═══ Text segment

Re: coroutines in games more generally, you can look to older console games (NES/SNES-era) for some good examples. Earlier games on the C64 et al were—as is commonly explained—purely event-loop based; but by the mid-1980s, the paradigm had switched to using a hardcoded coroutine-scheduled actor model.
If you've never read it, the Super Mario Bros 1 disassembly[1] is extremely enlightening. It feels a lot like Erlang, with individual parallel "process" actors being responsible for updating the physics of each sprite on screen—but instead of a "process" being an abstraction handled by a scheduler, it's just an entry-point function that calls a finite-state-machine-state function, then either calls a hardwired next "process" function, or a trampoline function that calls whatever is left to run in that game state. Effectively, it's a "direct-threaded next-jmp-prefetched" implementation of scheduling.
The coroutines are regular threads. The library provides an interface for syncing which makes them behave as if they were "real" coroutines. This avoids common problems you run into when making coroutines in C++ which by itself does not support coroutines natively - but it supports threads very well.
Pros: Very easy to implement and use. Will likely work very well anywhere without much thought.
Cons: Resource hungry. Not really designed for thousands of simultaneous coroutines.
Yeah, we'd traditionally use coroutines per-actor so this would be way too heavyweight.
It's really nice for scripting things as you can tests a bunch of conditions, yield() and then re-test without needing to build an explicit state machine. Much easier for designers to grok.

══════
═══ Provided records

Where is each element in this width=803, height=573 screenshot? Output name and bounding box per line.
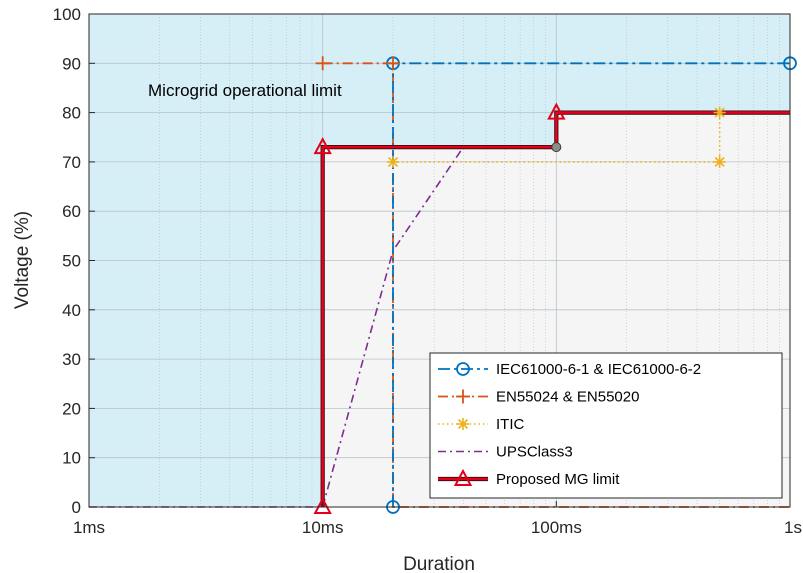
marker-junction-point xyxy=(551,142,562,153)
legend-marker xyxy=(456,362,470,376)
y-tick-label: 100 xyxy=(53,5,81,24)
series-line-none xyxy=(89,146,465,508)
marker-star xyxy=(387,155,400,168)
marker-triangle xyxy=(313,496,332,514)
marker-plus xyxy=(315,56,330,71)
axis-ticks: 0 10 20 30 40 50 60 70 80 90 100 1ms 10ms 100ms 1s xyxy=(53,5,802,537)
x-tick-label: 1s xyxy=(784,518,802,537)
x-tick-label: 10ms xyxy=(302,518,344,537)
legend-box xyxy=(429,352,783,499)
legend-marker xyxy=(457,418,469,430)
marker-plus xyxy=(386,56,401,71)
legend: IEC61000-6-1 & IEC61000-6-2 EN55024 & EN5… xyxy=(429,352,783,499)
x-tick-label: 1ms xyxy=(73,518,105,537)
marker-star xyxy=(713,155,726,168)
marker-triangle xyxy=(313,136,332,155)
x-tick-label: 100ms xyxy=(531,518,582,537)
y-tick-label: 80 xyxy=(62,104,81,123)
legend-label: UPSClass3 xyxy=(496,444,573,461)
x-axis-label: Duration xyxy=(403,554,475,573)
y-tick-label: 10 xyxy=(62,449,81,468)
marker-star xyxy=(713,106,726,119)
legend-entry: IEC61000-6-1 & IEC61000-6-2 xyxy=(438,361,701,378)
legend-label: EN55024 & EN55020 xyxy=(496,389,639,406)
legend-entry: EN55024 & EN55020 xyxy=(438,389,639,406)
legend-label: IEC61000-6-1 & IEC61000-6-2 xyxy=(496,361,701,378)
y-tick-label: 0 xyxy=(72,498,81,517)
y-tick-label: 90 xyxy=(62,54,81,73)
legend-entry: UPSClass3 xyxy=(438,444,573,461)
y-tick-label: 40 xyxy=(62,301,81,320)
y-tick-label: 70 xyxy=(62,153,81,172)
chart-annotation: Microgrid operational limit xyxy=(148,81,342,100)
legend-entry: Proposed MG limit xyxy=(438,468,620,488)
series-line-star xyxy=(393,111,790,163)
legend-label: Proposed MG limit xyxy=(496,471,620,488)
legend-marker xyxy=(453,468,473,486)
marker-triangle xyxy=(547,102,566,120)
y-tick-label: 30 xyxy=(62,350,81,369)
y-tick-label: 60 xyxy=(62,202,81,221)
legend-entry: ITIC xyxy=(438,416,524,433)
y-axis-label: Voltage (%) xyxy=(12,211,33,309)
legend-label: ITIC xyxy=(496,416,524,433)
y-tick-label: 20 xyxy=(62,399,81,418)
legend-marker xyxy=(456,389,470,404)
series-line-plus xyxy=(322,62,790,508)
series-markers xyxy=(313,56,797,514)
y-tick-label: 50 xyxy=(62,252,81,271)
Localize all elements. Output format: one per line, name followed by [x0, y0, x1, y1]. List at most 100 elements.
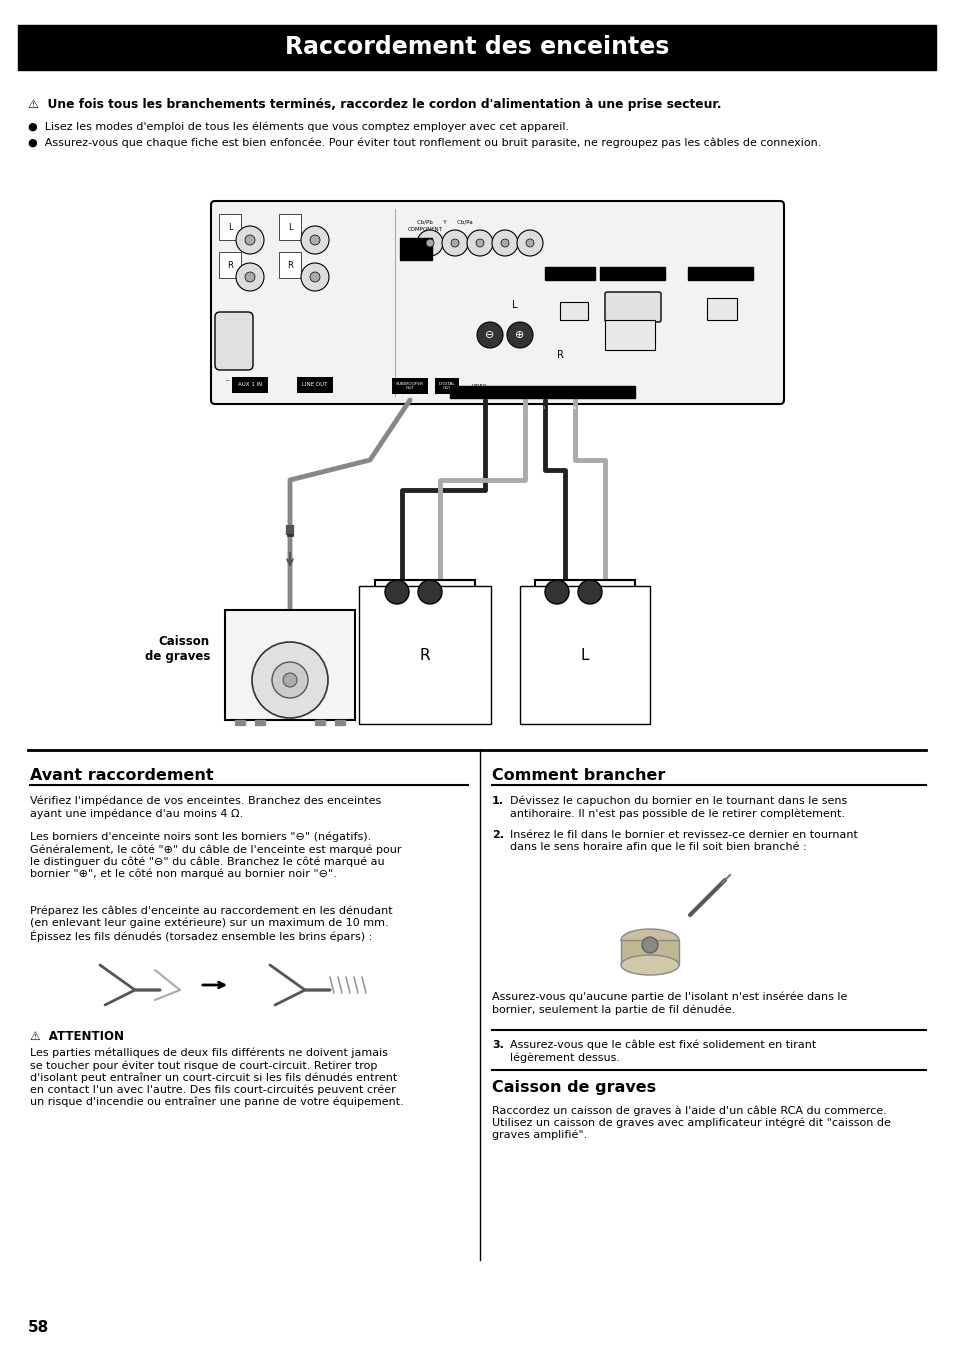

══════

=== Directions ===
A) In the thread about coroutines in games, what drawbacks are given for the library's thread-based coroutines?
B) Write what comes next in the thread about coroutines in games, starting after its final sentence.
The lines aren't needed for this.

=== Answers below ===
A) They are resource hungry and not really designed for thousands of simultaneous coroutines.

B)
Usually done in Lua, which is a fantastic language for gamedev(low overhead, fast, coroutine support and integrates very nicely with C/C++).
Question: couldn't you use OS fibers to do "coroutines" without being resource intensive? I know all major OS kernels have supported fibers for some time...
If I remember correctly, that's an additional interface for usermode initiated, cooperative scheduling of kernel threads (basically a variant of pthread_yield that allows specifying which thread is going to get the timeslice we are relinquishing).
It still requites a syscall and the entities being scheduled are proper kernel level threads.
Directed graphs are also a great way to create scripted dialogues and quests for games. Visually, a DG for your game dev is quite powerful and makes it very easy to reason about what's going on in the game story. I don't think the same can be said for coroutines hard coded in c++. In addition, it's easy to find a cycle in a graph, I'm not sure the same can be said for a coroutine.
Here's a site to give some interest: http://twinery.org/
One big problem with using coroutines for "scripting" long running events in games I don't often see mentioned is what to do - if anything - about saving their state. For cutscenes this can be ignored for sure, but what if you tie something like a long conversation tree into a coroutine?
For this example library if your making some sort of traditional adventure game and you wanted the player to be able to save the game you'd have to restrict saving to checkpoints, use a loop with a switch (practically moving back to the state machine approach), or just split the conversation up into multiple coroutines as it progresses.
And of course, there's the whole "what to do when you need to patch the game" problem on top of all that.
Yeah, I've had the exact same problem while exploring coroutines. Stackless Python is the only implementation I'm aware of which allows you to trivially serialize its microthreads.
In the end, I prefer to just use mostly "stateless" Lua scripts, with all the saveable data managed in C++.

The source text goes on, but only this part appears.